» WHAT YOU WILL DO
Select the lines that hold the word "title" and copy each one.

_ _ _ _ _ _ _

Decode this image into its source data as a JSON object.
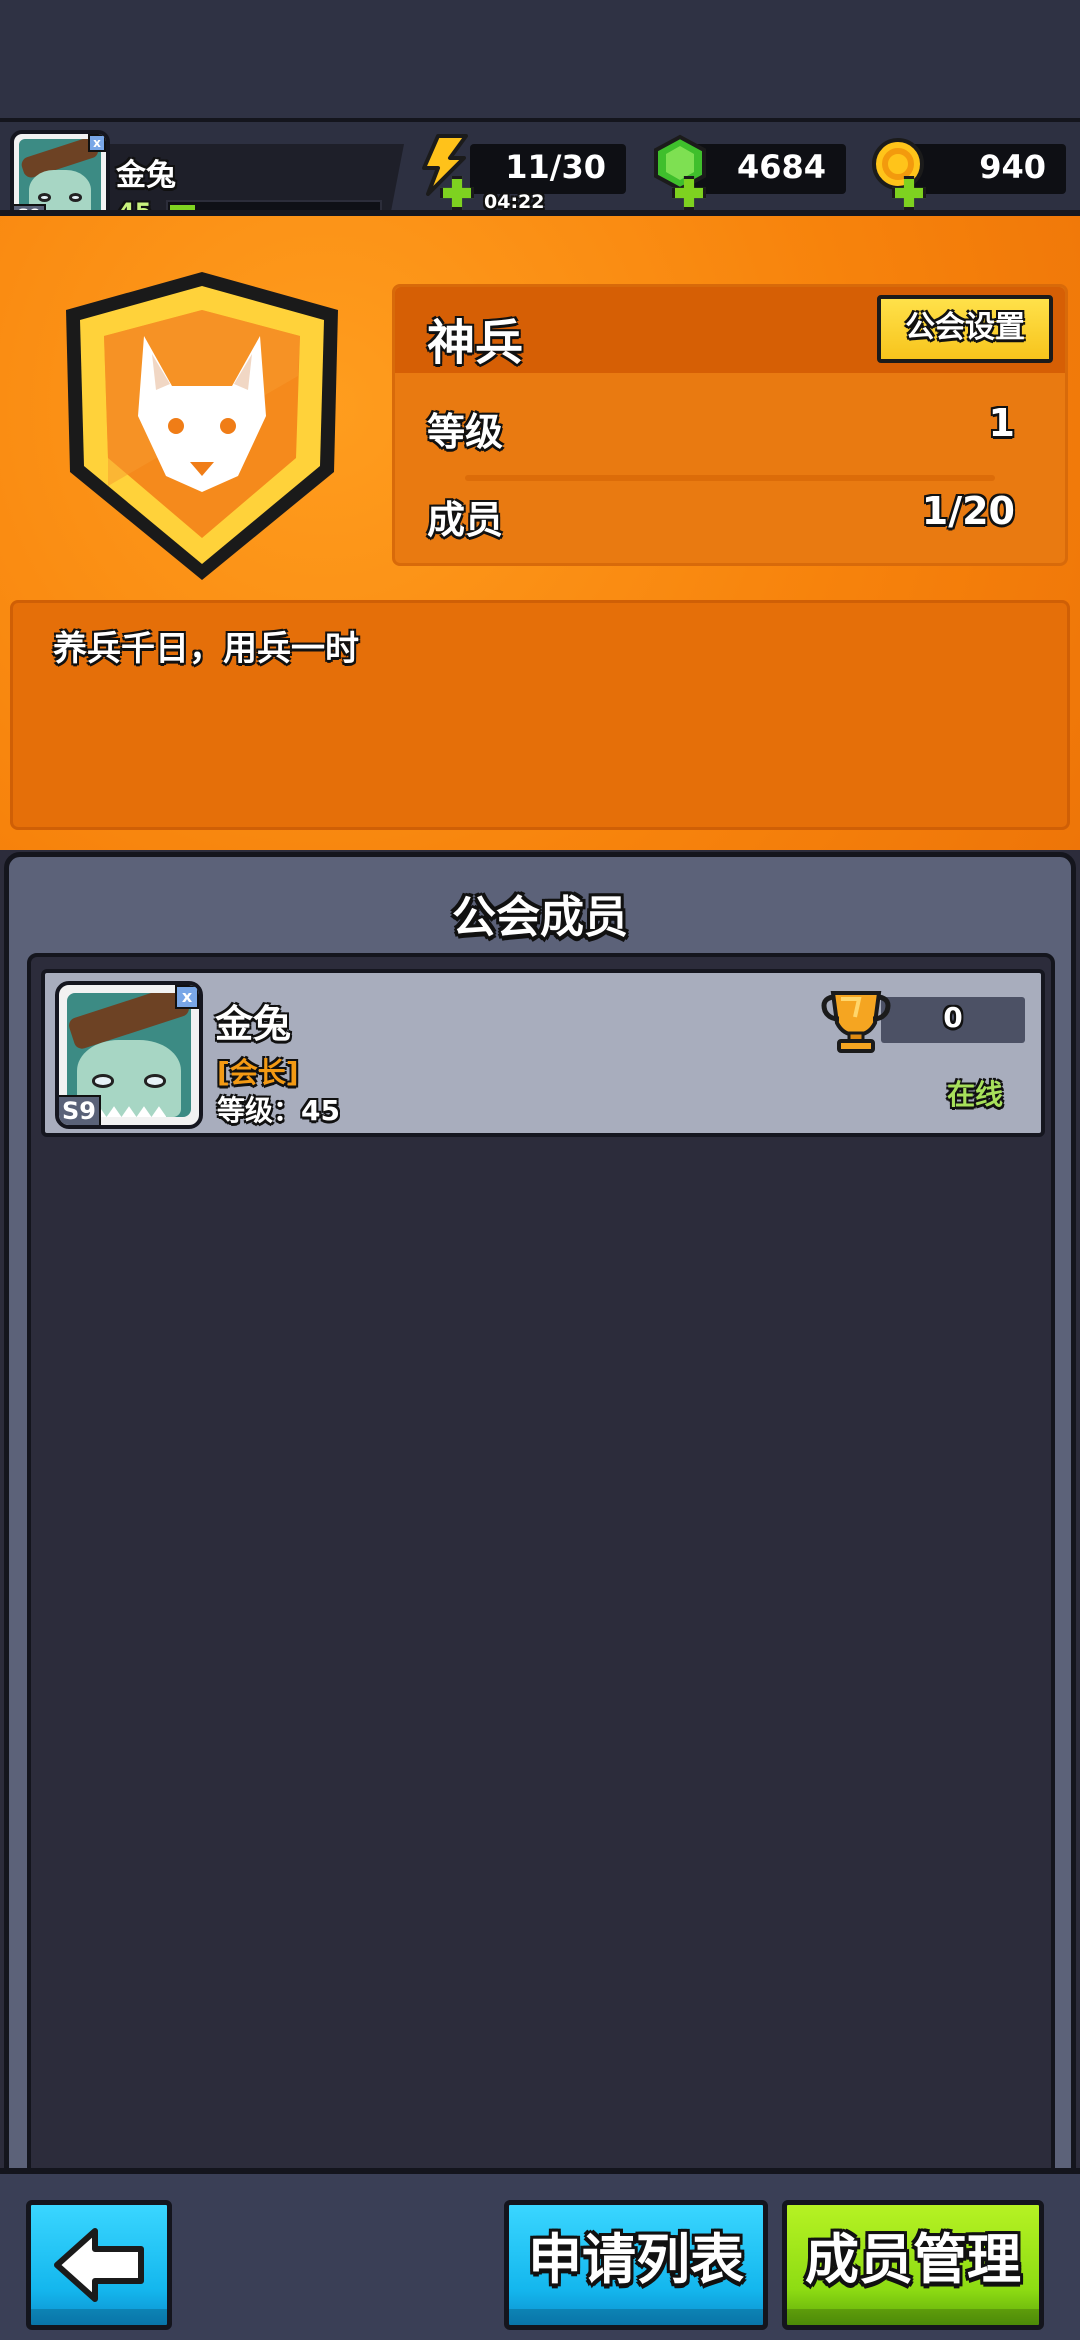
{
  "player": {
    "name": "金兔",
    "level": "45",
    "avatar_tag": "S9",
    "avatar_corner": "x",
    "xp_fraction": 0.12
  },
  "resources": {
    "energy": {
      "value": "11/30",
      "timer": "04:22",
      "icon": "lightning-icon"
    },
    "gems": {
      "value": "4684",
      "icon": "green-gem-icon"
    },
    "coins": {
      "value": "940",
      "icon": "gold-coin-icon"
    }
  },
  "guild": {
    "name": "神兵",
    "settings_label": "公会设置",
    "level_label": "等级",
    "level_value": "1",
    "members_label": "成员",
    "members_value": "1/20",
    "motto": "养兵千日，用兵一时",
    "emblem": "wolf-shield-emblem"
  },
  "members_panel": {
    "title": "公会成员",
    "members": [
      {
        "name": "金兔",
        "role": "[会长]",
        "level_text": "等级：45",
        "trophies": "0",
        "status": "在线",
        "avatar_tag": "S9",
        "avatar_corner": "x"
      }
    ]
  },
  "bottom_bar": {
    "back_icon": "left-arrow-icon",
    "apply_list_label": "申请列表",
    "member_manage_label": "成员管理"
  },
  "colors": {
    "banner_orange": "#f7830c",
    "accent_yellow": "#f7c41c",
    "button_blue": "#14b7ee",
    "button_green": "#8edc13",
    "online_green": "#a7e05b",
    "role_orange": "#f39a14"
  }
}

_ _ _ _ _ _ _

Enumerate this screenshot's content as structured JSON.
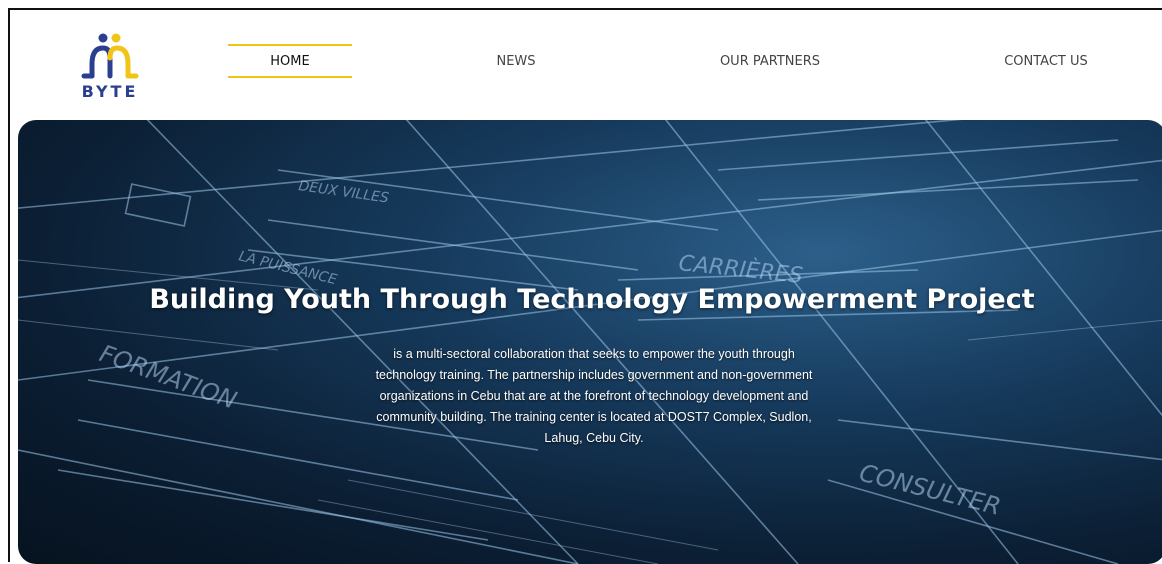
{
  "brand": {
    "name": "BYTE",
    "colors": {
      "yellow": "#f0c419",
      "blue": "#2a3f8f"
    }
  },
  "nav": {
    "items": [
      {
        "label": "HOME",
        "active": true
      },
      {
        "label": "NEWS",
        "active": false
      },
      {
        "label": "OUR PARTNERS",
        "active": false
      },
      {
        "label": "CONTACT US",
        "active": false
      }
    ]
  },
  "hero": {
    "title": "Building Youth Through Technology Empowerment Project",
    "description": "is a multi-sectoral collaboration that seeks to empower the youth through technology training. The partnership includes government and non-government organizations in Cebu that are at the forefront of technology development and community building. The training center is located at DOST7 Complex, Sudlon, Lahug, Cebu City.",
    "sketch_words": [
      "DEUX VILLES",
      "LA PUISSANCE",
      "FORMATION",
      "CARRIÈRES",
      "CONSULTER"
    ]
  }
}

_ _ _ _ _ _ _

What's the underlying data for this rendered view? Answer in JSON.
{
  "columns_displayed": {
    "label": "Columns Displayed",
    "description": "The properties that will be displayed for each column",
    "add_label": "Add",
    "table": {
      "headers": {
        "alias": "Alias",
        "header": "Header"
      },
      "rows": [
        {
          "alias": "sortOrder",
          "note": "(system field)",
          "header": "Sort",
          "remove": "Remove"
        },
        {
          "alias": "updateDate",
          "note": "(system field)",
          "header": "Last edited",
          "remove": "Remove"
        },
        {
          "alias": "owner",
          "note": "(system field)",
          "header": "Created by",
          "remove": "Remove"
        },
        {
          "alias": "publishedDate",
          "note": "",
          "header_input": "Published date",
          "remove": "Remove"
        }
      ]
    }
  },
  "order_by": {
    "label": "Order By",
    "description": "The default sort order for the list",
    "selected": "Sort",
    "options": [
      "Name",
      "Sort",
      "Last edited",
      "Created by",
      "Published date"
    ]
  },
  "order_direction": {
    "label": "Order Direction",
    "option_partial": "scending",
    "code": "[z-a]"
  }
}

_ _ _ _ _ _ _

» THE REPLY
    "title": "公会成员",
    "title": "Building Youth Through Technology Empowerment Project",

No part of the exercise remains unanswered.